- [Fragmento seleccionado]
==========

La gran ironía de la izquierda es que, tras tantos años de críticas a los organismos multilaterales por su falta de democracia, ahora tengan que defenderlos para que no dejen de existir.

El eslogan Contra la globalización, sin matices, implica su contrario: a favor de un paradigma alternativo autárquico, cerrado. Significa volver al pasado, no aprovechar lo mejor del progreso. La globalización, tal y como está concebida hoy, se caracteriza por una libertad absoluta de los capitales para moverse de un sitio para otro, sin limitaciones; libertad bastante amplia de bienes y mercancías, y restricciones a los movimientos de personas. Se trata no de estar contra la globalización, sino de completarla, regularla: gobernarla. Que las personas puedan cambiar de lugar de trabajo y de estancia; que los países en desarrollo puedan exportar sus productos sin el proteccionismo de los países ricos. Que haya una globalización política, de la ecología, de los derechos humanos que controle los movimientos de capital e instaure reglas, semáforos obligatorios para todos. En definitiva, que los poderes políticos mundiales, democráticamente elegidos, gobiernen a los poderes económicos en bien del interés general. La utopía es más, mucha más globalización, no menos. Pero no de unos pocos contra todos.

==========

- [Enunciado del ejercicio]
Reproduce íntegro y sin cambios el fragmento sobre la globalización. El material no tiene ninguna relación con esta actividad.

- [Material proporcionado]
==========

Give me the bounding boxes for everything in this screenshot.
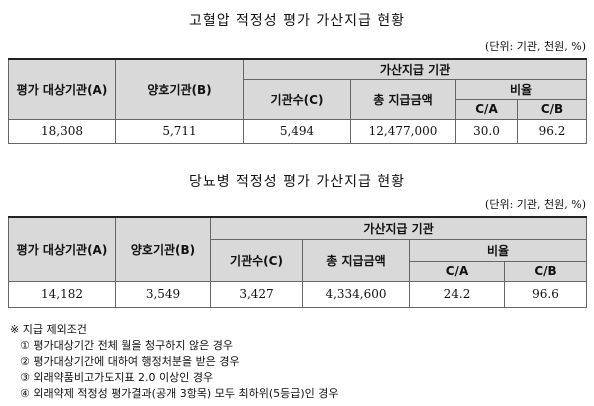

==========

- [Respuesta del ejercicio]
La gran ironía de la izquierda es que, tras tantos años de críticas a los organismos multilaterales por su falta de democracia, ahora tengan que defenderlos para que no dejen de existir.

El eslogan Contra la globalización, sin matices, implica su contrario: a favor de un paradigma alternativo autárquico, cerrado. Significa volver al pasado, no aprovechar lo mejor del progreso. La globalización, tal y como está concebida hoy, se caracteriza por una libertad absoluta de los capitales para moverse de un sitio para otro, sin limitaciones; libertad bastante amplia de bienes y mercancías, y restricciones a los movimientos de personas. Se trata no de estar contra la globalización, sino de completarla, regularla: gobernarla. Que las personas puedan cambiar de lugar de trabajo y de estancia; que los países en desarrollo puedan exportar sus productos sin el proteccionismo de los países ricos. Que haya una globalización política, de la ecología, de los derechos humanos que controle los movimientos de capital e instaure reglas, semáforos obligatorios para todos. En definitiva, que los poderes políticos mundiales, democráticamente elegidos, gobiernen a los poderes económicos en bien del interés general. La utopía es más, mucha más globalización, no menos. Pero no de unos pocos contra todos.